— Task statement —
Copy every entry precisely.

_ _ _

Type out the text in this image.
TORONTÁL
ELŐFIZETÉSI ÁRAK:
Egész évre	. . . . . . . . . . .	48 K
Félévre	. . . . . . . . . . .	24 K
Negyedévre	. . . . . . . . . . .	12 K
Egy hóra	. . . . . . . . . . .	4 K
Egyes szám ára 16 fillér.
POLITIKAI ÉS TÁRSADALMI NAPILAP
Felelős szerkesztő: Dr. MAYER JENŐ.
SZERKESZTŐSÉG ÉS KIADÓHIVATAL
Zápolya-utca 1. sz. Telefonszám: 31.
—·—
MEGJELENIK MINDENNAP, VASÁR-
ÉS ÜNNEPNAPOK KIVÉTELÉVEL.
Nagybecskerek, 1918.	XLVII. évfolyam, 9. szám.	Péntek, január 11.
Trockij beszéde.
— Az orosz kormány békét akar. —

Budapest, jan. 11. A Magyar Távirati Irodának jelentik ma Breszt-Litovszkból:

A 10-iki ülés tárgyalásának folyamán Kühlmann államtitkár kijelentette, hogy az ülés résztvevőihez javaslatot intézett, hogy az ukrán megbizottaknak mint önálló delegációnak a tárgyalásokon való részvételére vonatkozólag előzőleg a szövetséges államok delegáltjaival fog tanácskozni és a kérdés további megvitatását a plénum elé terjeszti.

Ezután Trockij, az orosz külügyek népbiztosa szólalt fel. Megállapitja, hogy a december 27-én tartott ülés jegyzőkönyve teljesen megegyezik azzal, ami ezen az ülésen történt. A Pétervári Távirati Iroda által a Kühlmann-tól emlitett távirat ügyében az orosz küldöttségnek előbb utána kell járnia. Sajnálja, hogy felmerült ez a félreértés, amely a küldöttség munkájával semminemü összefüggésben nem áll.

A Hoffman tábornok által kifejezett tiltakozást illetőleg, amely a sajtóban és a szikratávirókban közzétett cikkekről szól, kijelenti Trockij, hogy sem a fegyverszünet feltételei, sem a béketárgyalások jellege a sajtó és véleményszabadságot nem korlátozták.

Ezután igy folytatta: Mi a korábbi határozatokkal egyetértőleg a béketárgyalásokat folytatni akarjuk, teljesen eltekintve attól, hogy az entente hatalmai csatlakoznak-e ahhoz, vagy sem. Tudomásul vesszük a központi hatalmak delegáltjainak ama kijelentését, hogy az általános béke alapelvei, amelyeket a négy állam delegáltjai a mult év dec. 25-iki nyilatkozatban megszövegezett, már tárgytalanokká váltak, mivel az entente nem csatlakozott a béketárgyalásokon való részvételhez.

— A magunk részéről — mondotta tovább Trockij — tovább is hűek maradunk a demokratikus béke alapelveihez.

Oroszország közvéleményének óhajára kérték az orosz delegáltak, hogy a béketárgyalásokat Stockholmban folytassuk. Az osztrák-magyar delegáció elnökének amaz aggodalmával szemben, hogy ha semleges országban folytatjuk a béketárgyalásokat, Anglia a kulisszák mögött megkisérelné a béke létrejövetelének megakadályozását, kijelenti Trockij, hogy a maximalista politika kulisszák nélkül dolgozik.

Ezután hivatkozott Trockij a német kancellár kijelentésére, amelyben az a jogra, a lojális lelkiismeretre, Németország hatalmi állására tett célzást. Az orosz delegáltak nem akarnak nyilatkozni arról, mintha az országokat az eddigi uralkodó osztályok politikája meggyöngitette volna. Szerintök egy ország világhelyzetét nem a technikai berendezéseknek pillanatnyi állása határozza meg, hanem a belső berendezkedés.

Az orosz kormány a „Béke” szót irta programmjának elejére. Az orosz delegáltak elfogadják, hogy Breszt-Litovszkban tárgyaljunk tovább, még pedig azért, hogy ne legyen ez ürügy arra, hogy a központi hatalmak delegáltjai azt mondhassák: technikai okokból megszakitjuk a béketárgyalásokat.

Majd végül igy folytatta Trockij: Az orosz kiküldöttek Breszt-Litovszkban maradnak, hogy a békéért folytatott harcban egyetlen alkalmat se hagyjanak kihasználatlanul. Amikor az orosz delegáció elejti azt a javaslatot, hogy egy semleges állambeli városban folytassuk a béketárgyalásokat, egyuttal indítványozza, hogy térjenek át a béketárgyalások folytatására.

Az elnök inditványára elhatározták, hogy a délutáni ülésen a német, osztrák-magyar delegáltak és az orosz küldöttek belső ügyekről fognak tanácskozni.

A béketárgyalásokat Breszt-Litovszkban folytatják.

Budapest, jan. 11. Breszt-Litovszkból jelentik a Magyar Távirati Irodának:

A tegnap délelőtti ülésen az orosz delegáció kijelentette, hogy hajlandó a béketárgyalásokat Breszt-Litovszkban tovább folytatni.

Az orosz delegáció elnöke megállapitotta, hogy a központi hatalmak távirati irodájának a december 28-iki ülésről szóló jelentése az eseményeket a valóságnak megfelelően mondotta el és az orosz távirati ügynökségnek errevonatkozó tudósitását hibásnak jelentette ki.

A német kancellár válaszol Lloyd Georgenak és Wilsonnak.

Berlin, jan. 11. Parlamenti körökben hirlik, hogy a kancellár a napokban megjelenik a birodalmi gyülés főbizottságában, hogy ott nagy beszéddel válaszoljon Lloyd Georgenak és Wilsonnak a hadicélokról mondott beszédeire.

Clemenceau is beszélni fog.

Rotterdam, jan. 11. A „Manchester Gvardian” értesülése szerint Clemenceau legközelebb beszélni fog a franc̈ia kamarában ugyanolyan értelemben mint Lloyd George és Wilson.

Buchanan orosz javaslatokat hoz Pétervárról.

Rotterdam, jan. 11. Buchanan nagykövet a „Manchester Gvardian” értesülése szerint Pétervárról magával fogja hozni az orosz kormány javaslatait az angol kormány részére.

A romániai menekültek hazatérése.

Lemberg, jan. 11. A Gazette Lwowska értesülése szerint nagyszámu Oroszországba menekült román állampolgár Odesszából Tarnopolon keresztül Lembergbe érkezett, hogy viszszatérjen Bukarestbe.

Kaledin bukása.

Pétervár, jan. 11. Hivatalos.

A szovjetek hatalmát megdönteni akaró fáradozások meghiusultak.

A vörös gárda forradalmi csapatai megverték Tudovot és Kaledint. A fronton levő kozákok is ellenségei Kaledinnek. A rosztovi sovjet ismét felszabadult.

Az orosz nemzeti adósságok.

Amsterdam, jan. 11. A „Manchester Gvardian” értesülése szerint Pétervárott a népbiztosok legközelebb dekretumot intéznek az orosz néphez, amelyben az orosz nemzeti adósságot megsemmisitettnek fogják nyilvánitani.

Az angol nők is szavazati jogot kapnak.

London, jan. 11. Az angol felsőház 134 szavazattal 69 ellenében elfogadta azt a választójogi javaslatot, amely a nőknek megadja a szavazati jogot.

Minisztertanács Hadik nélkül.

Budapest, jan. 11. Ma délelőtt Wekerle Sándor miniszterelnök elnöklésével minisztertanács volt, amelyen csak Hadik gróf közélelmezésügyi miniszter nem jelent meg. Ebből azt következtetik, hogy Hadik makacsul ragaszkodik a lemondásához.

_ _ _

— Response to the exercise —
Type out the text in this image.
TORONTÁL
ELŐFIZETÉSI ÁRAK:
Egész évre	. . . . . . . . . . .	48 K
Félévre	. . . . . . . . . . .	24 K
Negyedévre	. . . . . . . . . . .	12 K
Egy hóra	. . . . . . . . . . .	4 K
Egyes szám ára 16 fillér.
POLITIKAI ÉS TÁRSADALMI NAPILAP
Felelős szerkesztő: Dr. MAYER JENŐ.
SZERKESZTŐSÉG ÉS KIADÓHIVATAL
Zápolya-utca 1. sz. Telefonszám: 31.
—·—
MEGJELENIK MINDENNAP, VASÁR-
ÉS ÜNNEPNAPOK KIVÉTELÉVEL.
Nagybecskerek, 1918.	XLVII. évfolyam, 9. szám.	Péntek, január 11.
Trockij beszéde.
— Az orosz kormány békét akar. —

Budapest, jan. 11. A Magyar Távirati Irodának jelentik ma Breszt-Litovszkból:

A 10-iki ülés tárgyalásának folyamán Kühlmann államtitkár kijelentette, hogy az ülés résztvevőihez javaslatot intézett, hogy az ukrán megbizottaknak mint önálló delegációnak a tárgyalásokon való részvételére vonatkozólag előzőleg a szövetséges államok delegáltjaival fog tanácskozni és a kérdés további megvitatását a plénum elé terjeszti.

Ezután Trockij, az orosz külügyek népbiztosa szólalt fel. Megállapitja, hogy a december 27-én tartott ülés jegyzőkönyve teljesen megegyezik azzal, ami ezen az ülésen történt. A Pétervári Távirati Iroda által a Kühlmann-tól emlitett távirat ügyében az orosz küldöttségnek előbb utána kell járnia. Sajnálja, hogy felmerült ez a félreértés, amely a küldöttség munkájával semminemü összefüggésben nem áll.

A Hoffman tábornok által kifejezett tiltakozást illetőleg, amely a sajtóban és a szikratávirókban közzétett cikkekről szól, kijelenti Trockij, hogy sem a fegyverszünet feltételei, sem a béketárgyalások jellege a sajtó és véleményszabadságot nem korlátozták.

Ezután igy folytatta: Mi a korábbi határozatokkal egyetértőleg a béketárgyalásokat folytatni akarjuk, teljesen eltekintve attól, hogy az entente hatalmai csatlakoznak-e ahhoz, vagy sem. Tudomásul vesszük a központi hatalmak delegáltjainak ama kijelentését, hogy az általános béke alapelvei, amelyeket a négy állam delegáltjai a mult év dec. 25-iki nyilatkozatban megszövegezett, már tárgytalanokká váltak, mivel az entente nem csatlakozott a béketárgyalásokon való részvételhez.

— A magunk részéről — mondotta tovább Trockij — tovább is hűek maradunk a demokratikus béke alapelveihez.

Oroszország közvéleményének óhajára kérték az orosz delegáltak, hogy a béketárgyalásokat Stockholmban folytassuk. Az osztrák-magyar delegáció elnökének amaz aggodalmával szemben, hogy ha semleges országban folytatjuk a béketárgyalásokat, Anglia a kulisszák mögött megkisérelné a béke létrejövetelének megakadályozását, kijelenti Trockij, hogy a maximalista politika kulisszák nélkül dolgozik.

Ezután hivatkozott Trockij a német kancellár kijelentésére, amelyben az a jogra, a lojális lelkiismeretre, Németország hatalmi állására tett célzást. Az orosz delegáltak nem akarnak nyilatkozni arról, mintha az országokat az eddigi uralkodó osztályok politikája meggyöngitette volna. Szerintök egy ország világhelyzetét nem a technikai berendezéseknek pillanatnyi állása határozza meg, hanem a belső berendezkedés.

Az orosz kormány a „Béke” szót irta programmjának elejére. Az orosz delegáltak elfogadják, hogy Breszt-Litovszkban tárgyaljunk tovább, még pedig azért, hogy ne legyen ez ürügy arra, hogy a központi hatalmak delegáltjai azt mondhassák: technikai okokból megszakitjuk a béketárgyalásokat.

Majd végül igy folytatta Trockij: Az orosz kiküldöttek Breszt-Litovszkban maradnak, hogy a békéért folytatott harcban egyetlen alkalmat se hagyjanak kihasználatlanul. Amikor az orosz delegáció elejti azt a javaslatot, hogy egy semleges állambeli városban folytassuk a béketárgyalásokat, egyuttal indítványozza, hogy térjenek át a béketárgyalások folytatására.

Az elnök inditványára elhatározták, hogy a délutáni ülésen a német, osztrák-magyar delegáltak és az orosz küldöttek belső ügyekről fognak tanácskozni.

A béketárgyalásokat Breszt-Litovszkban folytatják.

Budapest, jan. 11. Breszt-Litovszkból jelentik a Magyar Távirati Irodának:

A tegnap délelőtti ülésen az orosz delegáció kijelentette, hogy hajlandó a béketárgyalásokat Breszt-Litovszkban tovább folytatni.

Az orosz delegáció elnöke megállapitotta, hogy a központi hatalmak távirati irodájának a december 28-iki ülésről szóló jelentése az eseményeket a valóságnak megfelelően mondotta el és az orosz távirati ügynökségnek errevonatkozó tudósitását hibásnak jelentette ki.

A német kancellár válaszol Lloyd Georgenak és Wilsonnak.

Berlin, jan. 11. Parlamenti körökben hirlik, hogy a kancellár a napokban megjelenik a birodalmi gyülés főbizottságában, hogy ott nagy beszéddel válaszoljon Lloyd Georgenak és Wilsonnak a hadicélokról mondott beszédeire.

Clemenceau is beszélni fog.

Rotterdam, jan. 11. A „Manchester Gvardian” értesülése szerint Clemenceau legközelebb beszélni fog a franc̈ia kamarában ugyanolyan értelemben mint Lloyd George és Wilson.

Buchanan orosz javaslatokat hoz Pétervárról.

Rotterdam, jan. 11. Buchanan nagykövet a „Manchester Gvardian” értesülése szerint Pétervárról magával fogja hozni az orosz kormány javaslatait az angol kormány részére.

A romániai menekültek hazatérése.

Lemberg, jan. 11. A Gazette Lwowska értesülése szerint nagyszámu Oroszországba menekült román állampolgár Odesszából Tarnopolon keresztül Lembergbe érkezett, hogy viszszatérjen Bukarestbe.

Kaledin bukása.

Pétervár, jan. 11. Hivatalos.

A szovjetek hatalmát megdönteni akaró fáradozások meghiusultak.

A vörös gárda forradalmi csapatai megverték Tudovot és Kaledint. A fronton levő kozákok is ellenségei Kaledinnek. A rosztovi sovjet ismét felszabadult.

Az orosz nemzeti adósságok.

Amsterdam, jan. 11. A „Manchester Gvardian” értesülése szerint Pétervárott a népbiztosok legközelebb dekretumot intéznek az orosz néphez, amelyben az orosz nemzeti adósságot megsemmisitettnek fogják nyilvánitani.

Az angol nők is szavazati jogot kapnak.

London, jan. 11. Az angol felsőház 134 szavazattal 69 ellenében elfogadta azt a választójogi javaslatot, amely a nőknek megadja a szavazati jogot.

Minisztertanács Hadik nélkül.

Budapest, jan. 11. Ma délelőtt Wekerle Sándor miniszterelnök elnöklésével minisztertanács volt, amelyen csak Hadik gróf közélelmezésügyi miniszter nem jelent meg. Ebből azt következtetik, hogy Hadik makacsul ragaszkodik a lemondásához.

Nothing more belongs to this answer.